┌─ Data rows

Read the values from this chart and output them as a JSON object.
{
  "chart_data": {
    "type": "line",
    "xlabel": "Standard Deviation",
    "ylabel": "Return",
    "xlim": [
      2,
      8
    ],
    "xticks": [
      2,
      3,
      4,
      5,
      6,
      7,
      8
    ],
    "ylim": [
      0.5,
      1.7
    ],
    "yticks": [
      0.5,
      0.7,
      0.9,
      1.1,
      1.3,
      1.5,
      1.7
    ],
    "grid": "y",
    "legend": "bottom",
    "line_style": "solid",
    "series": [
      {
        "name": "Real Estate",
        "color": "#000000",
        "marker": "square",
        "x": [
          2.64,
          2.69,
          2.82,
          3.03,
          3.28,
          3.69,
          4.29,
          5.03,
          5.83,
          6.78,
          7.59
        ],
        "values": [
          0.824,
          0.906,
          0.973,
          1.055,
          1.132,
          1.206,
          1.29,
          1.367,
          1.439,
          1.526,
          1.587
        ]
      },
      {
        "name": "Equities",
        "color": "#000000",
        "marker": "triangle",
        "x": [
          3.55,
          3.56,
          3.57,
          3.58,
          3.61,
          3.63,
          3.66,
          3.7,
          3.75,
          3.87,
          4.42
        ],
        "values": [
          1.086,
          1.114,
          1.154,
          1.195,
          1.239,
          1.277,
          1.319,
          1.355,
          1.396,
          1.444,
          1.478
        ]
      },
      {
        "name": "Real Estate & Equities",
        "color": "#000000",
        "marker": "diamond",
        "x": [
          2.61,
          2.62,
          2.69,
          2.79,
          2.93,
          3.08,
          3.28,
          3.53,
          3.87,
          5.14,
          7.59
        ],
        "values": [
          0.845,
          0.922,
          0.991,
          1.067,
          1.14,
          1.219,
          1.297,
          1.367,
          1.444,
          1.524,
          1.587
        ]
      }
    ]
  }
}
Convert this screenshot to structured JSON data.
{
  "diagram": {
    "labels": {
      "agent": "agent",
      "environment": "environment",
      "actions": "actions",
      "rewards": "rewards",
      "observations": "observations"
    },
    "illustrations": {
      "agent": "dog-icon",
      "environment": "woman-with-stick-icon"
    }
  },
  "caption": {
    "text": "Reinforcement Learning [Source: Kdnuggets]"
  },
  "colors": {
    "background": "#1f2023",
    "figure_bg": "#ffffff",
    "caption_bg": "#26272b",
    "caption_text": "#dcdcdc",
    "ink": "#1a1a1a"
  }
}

└─

Problem to solve »
Please restate the data word for word, every record included.

Answer for this exercise »
Read the values from this chart and output them as a JSON object.
{
  "chart_data": {
    "type": "line",
    "xlabel": "Standard Deviation",
    "ylabel": "Return",
    "xlim": [
      2,
      8
    ],
    "xticks": [
      2,
      3,
      4,
      5,
      6,
      7,
      8
    ],
    "ylim": [
      0.5,
      1.7
    ],
    "yticks": [
      0.5,
      0.7,
      0.9,
      1.1,
      1.3,
      1.5,
      1.7
    ],
    "grid": "y",
    "legend": "bottom",
    "line_style": "solid",
    "series": [
      {
        "name": "Real Estate",
        "color": "#000000",
        "marker": "square",
        "x": [
          2.64,
          2.69,
          2.82,
          3.03,
          3.28,
          3.69,
          4.29,
          5.03,
          5.83,
          6.78,
          7.59
        ],
        "values": [
          0.824,
          0.906,
          0.973,
          1.055,
          1.132,
          1.206,
          1.29,
          1.367,
          1.439,
          1.526,
          1.587
        ]
      },
      {
        "name": "Equities",
        "color": "#000000",
        "marker": "triangle",
        "x": [
          3.55,
          3.56,
          3.57,
          3.58,
          3.61,
          3.63,
          3.66,
          3.7,
          3.75,
          3.87,
          4.42
        ],
        "values": [
          1.086,
          1.114,
          1.154,
          1.195,
          1.239,
          1.277,
          1.319,
          1.355,
          1.396,
          1.444,
          1.478
        ]
      },
      {
        "name": "Real Estate & Equities",
        "color": "#000000",
        "marker": "diamond",
        "x": [
          2.61,
          2.62,
          2.69,
          2.79,
          2.93,
          3.08,
          3.28,
          3.53,
          3.87,
          5.14,
          7.59
        ],
        "values": [
          0.845,
          0.922,
          0.991,
          1.067,
          1.14,
          1.219,
          1.297,
          1.367,
          1.444,
          1.524,
          1.587
        ]
      }
    ]
  }
}
Convert this screenshot to structured JSON data.
{
  "diagram": {
    "labels": {
      "agent": "agent",
      "environment": "environment",
      "actions": "actions",
      "rewards": "rewards",
      "observations": "observations"
    },
    "illustrations": {
      "agent": "dog-icon",
      "environment": "woman-with-stick-icon"
    }
  },
  "caption": {
    "text": "Reinforcement Learning [Source: Kdnuggets]"
  },
  "colors": {
    "background": "#1f2023",
    "figure_bg": "#ffffff",
    "caption_bg": "#26272b",
    "caption_text": "#dcdcdc",
    "ink": "#1a1a1a"
  }
}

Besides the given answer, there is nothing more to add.